Please copy the items below word for word, from the first line of the items through the line that contains "price-tag-label: 5.910,54 xyxy=(921,286,1026,316)", including that line.

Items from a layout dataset
——————
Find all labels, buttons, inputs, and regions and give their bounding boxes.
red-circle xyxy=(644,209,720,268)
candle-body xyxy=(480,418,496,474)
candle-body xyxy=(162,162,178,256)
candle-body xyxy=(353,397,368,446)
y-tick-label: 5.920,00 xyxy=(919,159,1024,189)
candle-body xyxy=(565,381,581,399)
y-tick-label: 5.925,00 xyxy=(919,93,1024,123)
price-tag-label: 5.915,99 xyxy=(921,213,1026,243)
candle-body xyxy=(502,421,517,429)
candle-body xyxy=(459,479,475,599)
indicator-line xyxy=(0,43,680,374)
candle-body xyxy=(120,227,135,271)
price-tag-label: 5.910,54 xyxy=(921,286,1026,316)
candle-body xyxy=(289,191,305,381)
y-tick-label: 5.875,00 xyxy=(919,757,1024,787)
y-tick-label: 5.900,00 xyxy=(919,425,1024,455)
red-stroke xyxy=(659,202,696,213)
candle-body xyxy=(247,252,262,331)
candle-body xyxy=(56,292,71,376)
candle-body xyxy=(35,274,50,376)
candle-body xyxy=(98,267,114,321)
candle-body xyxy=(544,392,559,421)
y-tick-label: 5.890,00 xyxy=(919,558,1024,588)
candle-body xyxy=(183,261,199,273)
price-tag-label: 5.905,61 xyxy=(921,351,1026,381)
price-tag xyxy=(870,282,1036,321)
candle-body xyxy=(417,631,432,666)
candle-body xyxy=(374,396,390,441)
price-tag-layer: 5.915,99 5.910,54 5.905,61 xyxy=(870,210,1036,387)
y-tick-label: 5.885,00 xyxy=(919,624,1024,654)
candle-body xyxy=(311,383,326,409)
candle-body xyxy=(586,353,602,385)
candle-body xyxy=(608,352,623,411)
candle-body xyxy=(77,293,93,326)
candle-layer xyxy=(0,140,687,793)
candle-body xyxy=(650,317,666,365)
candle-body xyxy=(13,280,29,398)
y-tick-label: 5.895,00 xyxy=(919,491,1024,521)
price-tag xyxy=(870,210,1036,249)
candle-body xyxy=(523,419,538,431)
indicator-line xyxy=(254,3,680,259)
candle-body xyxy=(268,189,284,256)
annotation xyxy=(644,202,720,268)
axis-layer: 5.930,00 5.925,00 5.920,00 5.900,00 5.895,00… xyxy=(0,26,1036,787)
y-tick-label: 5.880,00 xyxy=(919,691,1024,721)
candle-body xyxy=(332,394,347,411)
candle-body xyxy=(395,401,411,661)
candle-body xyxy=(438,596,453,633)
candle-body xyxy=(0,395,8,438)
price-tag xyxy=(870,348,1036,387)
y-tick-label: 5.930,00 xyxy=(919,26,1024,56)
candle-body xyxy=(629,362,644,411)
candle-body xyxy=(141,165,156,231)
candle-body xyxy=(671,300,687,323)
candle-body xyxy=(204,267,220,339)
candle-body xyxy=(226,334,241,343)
——————
- [Result for this exercise]:
Find all labels, buttons, inputs, and regions and give their bounding boxes.
red-circle xyxy=(644,209,720,268)
candle-body xyxy=(480,418,496,474)
candle-body xyxy=(162,162,178,256)
candle-body xyxy=(353,397,368,446)
y-tick-label: 5.920,00 xyxy=(919,159,1024,189)
candle-body xyxy=(565,381,581,399)
y-tick-label: 5.925,00 xyxy=(919,93,1024,123)
price-tag-label: 5.915,99 xyxy=(921,213,1026,243)
candle-body xyxy=(502,421,517,429)
candle-body xyxy=(459,479,475,599)
indicator-line xyxy=(0,43,680,374)
candle-body xyxy=(120,227,135,271)
price-tag-label: 5.910,54 xyxy=(921,286,1026,316)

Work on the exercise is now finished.